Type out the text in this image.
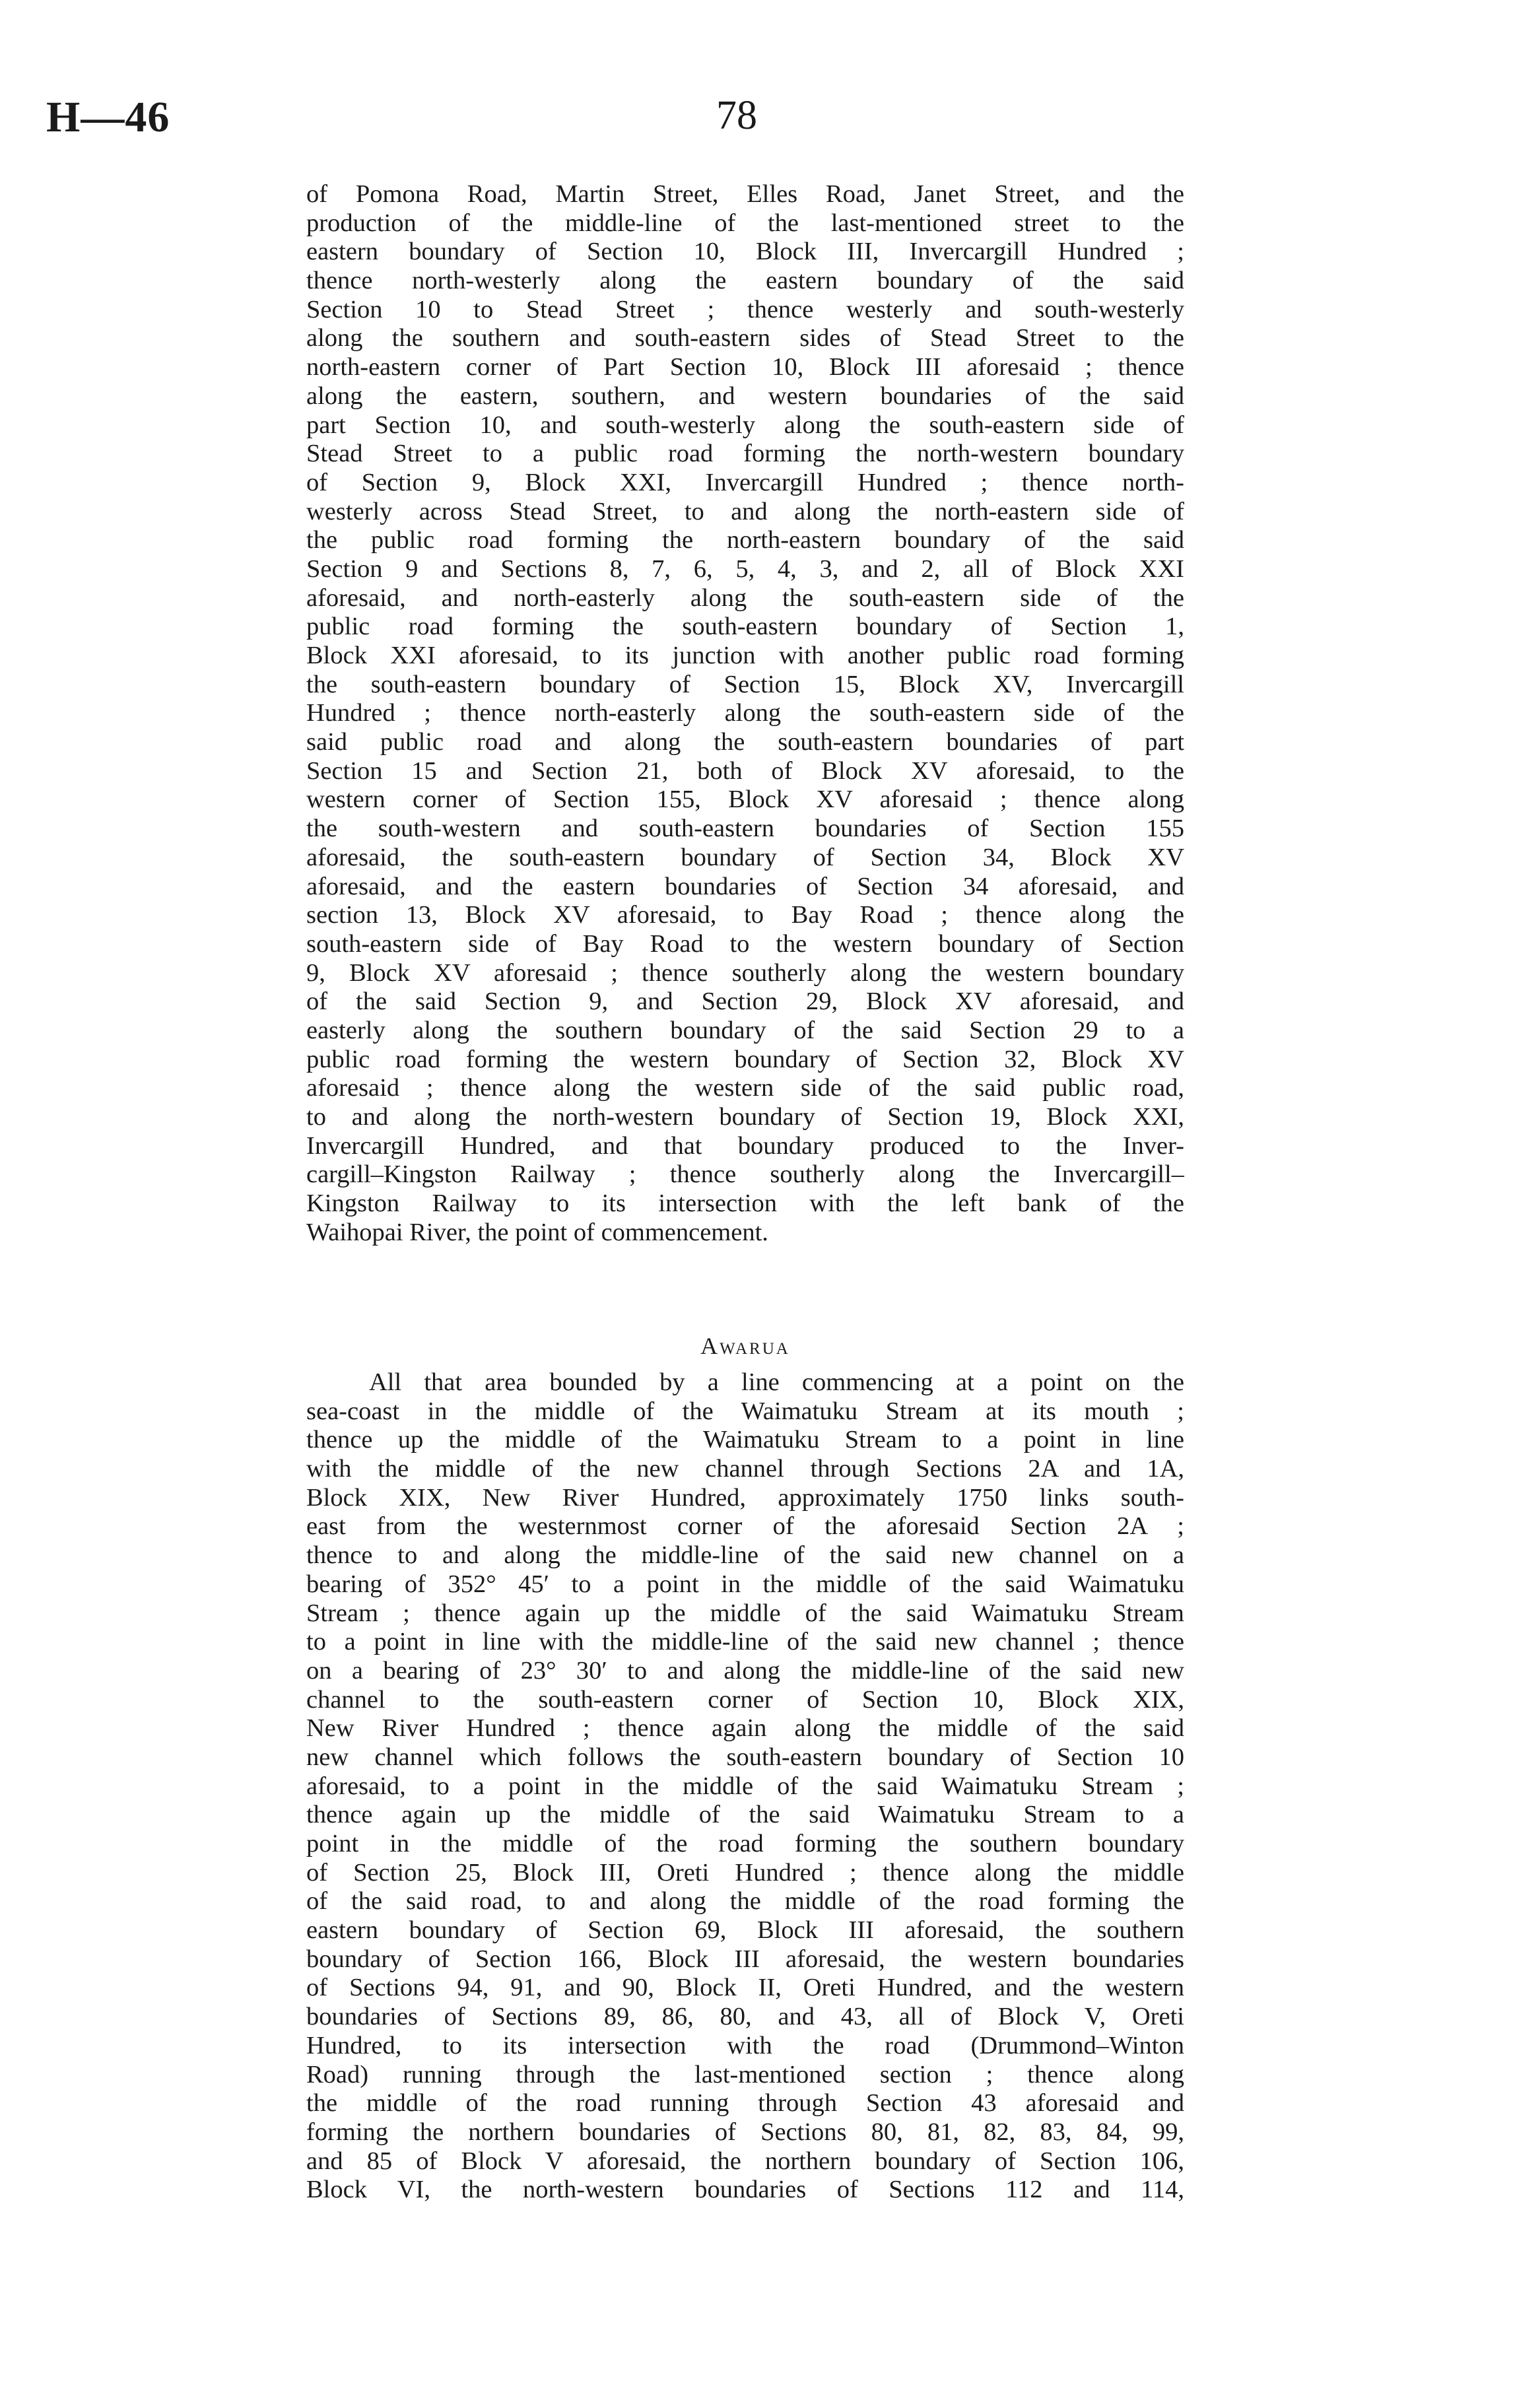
H—46	78
of Pomona Road, Martin Street, Elles Road, Janet Street, and the
production of the middle-line of the last-mentioned street to the
eastern boundary of Section 10, Block III, Invercargill Hundred ;
thence north-westerly along the eastern boundary of the said
Section 10 to Stead Street ; thence westerly and south-westerly
along the southern and south-eastern sides of Stead Street to the
north-eastern corner of Part Section 10, Block III aforesaid ; thence
along the eastern, southern, and western boundaries of the said
part Section 10, and south-westerly along the south-eastern side of
Stead Street to a public road forming the north-western boundary
of Section 9, Block XXI, Invercargill Hundred ; thence north-
westerly across Stead Street, to and along the north-eastern side of
the public road forming the north-eastern boundary of the said
Section 9 and Sections 8, 7, 6, 5, 4, 3, and 2, all of Block XXI
aforesaid, and north-easterly along the south-eastern side of the
public road forming the south-eastern boundary of Section 1,
Block XXI aforesaid, to its junction with another public road forming
the south-eastern boundary of Section 15, Block XV, Invercargill
Hundred ; thence north-easterly along the south-eastern side of the
said public road and along the south-eastern boundaries of part
Section 15 and Section 21, both of Block XV aforesaid, to the
western corner of Section 155, Block XV aforesaid ; thence along
the south-western and south-eastern boundaries of Section 155
aforesaid, the south-eastern boundary of Section 34, Block XV
aforesaid, and the eastern boundaries of Section 34 aforesaid, and
section 13, Block XV aforesaid, to Bay Road ; thence along the
south-eastern side of Bay Road to the western boundary of Section
9, Block XV aforesaid ; thence southerly along the western boundary
of the said Section 9, and Section 29, Block XV aforesaid, and
easterly along the southern boundary of the said Section 29 to a
public road forming the western boundary of Section 32, Block XV
aforesaid ; thence along the western side of the said public road,
to and along the north-western boundary of Section 19, Block XXI,
Invercargill Hundred, and that boundary produced to the Inver-
cargill–Kingston Railway ; thence southerly along the Invercargill–
Kingston Railway to its intersection with the left bank of the
Waihopai River, the point of commencement.
Awarua
All that area bounded by a line commencing at a point on the
sea-coast in the middle of the Waimatuku Stream at its mouth ;
thence up the middle of the Waimatuku Stream to a point in line
with the middle of the new channel through Sections 2A and 1A,
Block XIX, New River Hundred, approximately 1750 links south-
east from the westernmost corner of the aforesaid Section 2A ;
thence to and along the middle-line of the said new channel on a
bearing of 352° 45′ to a point in the middle of the said Waimatuku
Stream ; thence again up the middle of the said Waimatuku Stream
to a point in line with the middle-line of the said new channel ; thence
on a bearing of 23° 30′ to and along the middle-line of the said new
channel to the south-eastern corner of Section 10, Block XIX,
New River Hundred ; thence again along the middle of the said
new channel which follows the south-eastern boundary of Section 10
aforesaid, to a point in the middle of the said Waimatuku Stream ;
thence again up the middle of the said Waimatuku Stream to a
point in the middle of the road forming the southern boundary
of Section 25, Block III, Oreti Hundred ; thence along the middle
of the said road, to and along the middle of the road forming the
eastern boundary of Section 69, Block III aforesaid, the southern
boundary of Section 166, Block III aforesaid, the western boundaries
of Sections 94, 91, and 90, Block II, Oreti Hundred, and the western
boundaries of Sections 89, 86, 80, and 43, all of Block V, Oreti
Hundred, to its intersection with the road (Drummond–Winton
Road) running through the last-mentioned section ; thence along
the middle of the road running through Section 43 aforesaid and
forming the northern boundaries of Sections 80, 81, 82, 83, 84, 99,
and 85 of Block V aforesaid, the northern boundary of Section 106,
Block VI, the north-western boundaries of Sections 112 and 114,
★ ★ ★
* Do this:
From the material above, copy everything exactly but the pictures.

* Solved problem:
Type out the text in this image.
H—46	78
of Pomona Road, Martin Street, Elles Road, Janet Street, and the
production of the middle-line of the last-mentioned street to the
eastern boundary of Section 10, Block III, Invercargill Hundred ;
thence north-westerly along the eastern boundary of the said
Section 10 to Stead Street ; thence westerly and south-westerly
along the southern and south-eastern sides of Stead Street to the
north-eastern corner of Part Section 10, Block III aforesaid ; thence
along the eastern, southern, and western boundaries of the said
part Section 10, and south-westerly along the south-eastern side of
Stead Street to a public road forming the north-western boundary
of Section 9, Block XXI, Invercargill Hundred ; thence north-
westerly across Stead Street, to and along the north-eastern side of
the public road forming the north-eastern boundary of the said
Section 9 and Sections 8, 7, 6, 5, 4, 3, and 2, all of Block XXI
aforesaid, and north-easterly along the south-eastern side of the
public road forming the south-eastern boundary of Section 1,
Block XXI aforesaid, to its junction with another public road forming
the south-eastern boundary of Section 15, Block XV, Invercargill
Hundred ; thence north-easterly along the south-eastern side of the
said public road and along the south-eastern boundaries of part
Section 15 and Section 21, both of Block XV aforesaid, to the
western corner of Section 155, Block XV aforesaid ; thence along
the south-western and south-eastern boundaries of Section 155
aforesaid, the south-eastern boundary of Section 34, Block XV
aforesaid, and the eastern boundaries of Section 34 aforesaid, and
section 13, Block XV aforesaid, to Bay Road ; thence along the
south-eastern side of Bay Road to the western boundary of Section
9, Block XV aforesaid ; thence southerly along the western boundary
of the said Section 9, and Section 29, Block XV aforesaid, and
easterly along the southern boundary of the said Section 29 to a
public road forming the western boundary of Section 32, Block XV
aforesaid ; thence along the western side of the said public road,
to and along the north-western boundary of Section 19, Block XXI,
Invercargill Hundred, and that boundary produced to the Inver-
cargill–Kingston Railway ; thence southerly along the Invercargill–
Kingston Railway to its intersection with the left bank of the
Waihopai River, the point of commencement.
Awarua
All that area bounded by a line commencing at a point on the
sea-coast in the middle of the Waimatuku Stream at its mouth ;
thence up the middle of the Waimatuku Stream to a point in line
with the middle of the new channel through Sections 2A and 1A,
Block XIX, New River Hundred, approximately 1750 links south-
east from the westernmost corner of the aforesaid Section 2A ;
thence to and along the middle-line of the said new channel on a
bearing of 352° 45′ to a point in the middle of the said Waimatuku
Stream ; thence again up the middle of the said Waimatuku Stream
to a point in line with the middle-line of the said new channel ; thence
on a bearing of 23° 30′ to and along the middle-line of the said new
channel to the south-eastern corner of Section 10, Block XIX,
New River Hundred ; thence again along the middle of the said
new channel which follows the south-eastern boundary of Section 10
aforesaid, to a point in the middle of the said Waimatuku Stream ;
thence again up the middle of the said Waimatuku Stream to a
point in the middle of the road forming the southern boundary
of Section 25, Block III, Oreti Hundred ; thence along the middle
of the said road, to and along the middle of the road forming the
eastern boundary of Section 69, Block III aforesaid, the southern
boundary of Section 166, Block III aforesaid, the western boundaries
of Sections 94, 91, and 90, Block II, Oreti Hundred, and the western
boundaries of Sections 89, 86, 80, and 43, all of Block V, Oreti
Hundred, to its intersection with the road (Drummond–Winton
Road) running through the last-mentioned section ; thence along
the middle of the road running through Section 43 aforesaid and
forming the northern boundaries of Sections 80, 81, 82, 83, 84, 99,
and 85 of Block V aforesaid, the northern boundary of Section 106,
Block VI, the north-western boundaries of Sections 112 and 114,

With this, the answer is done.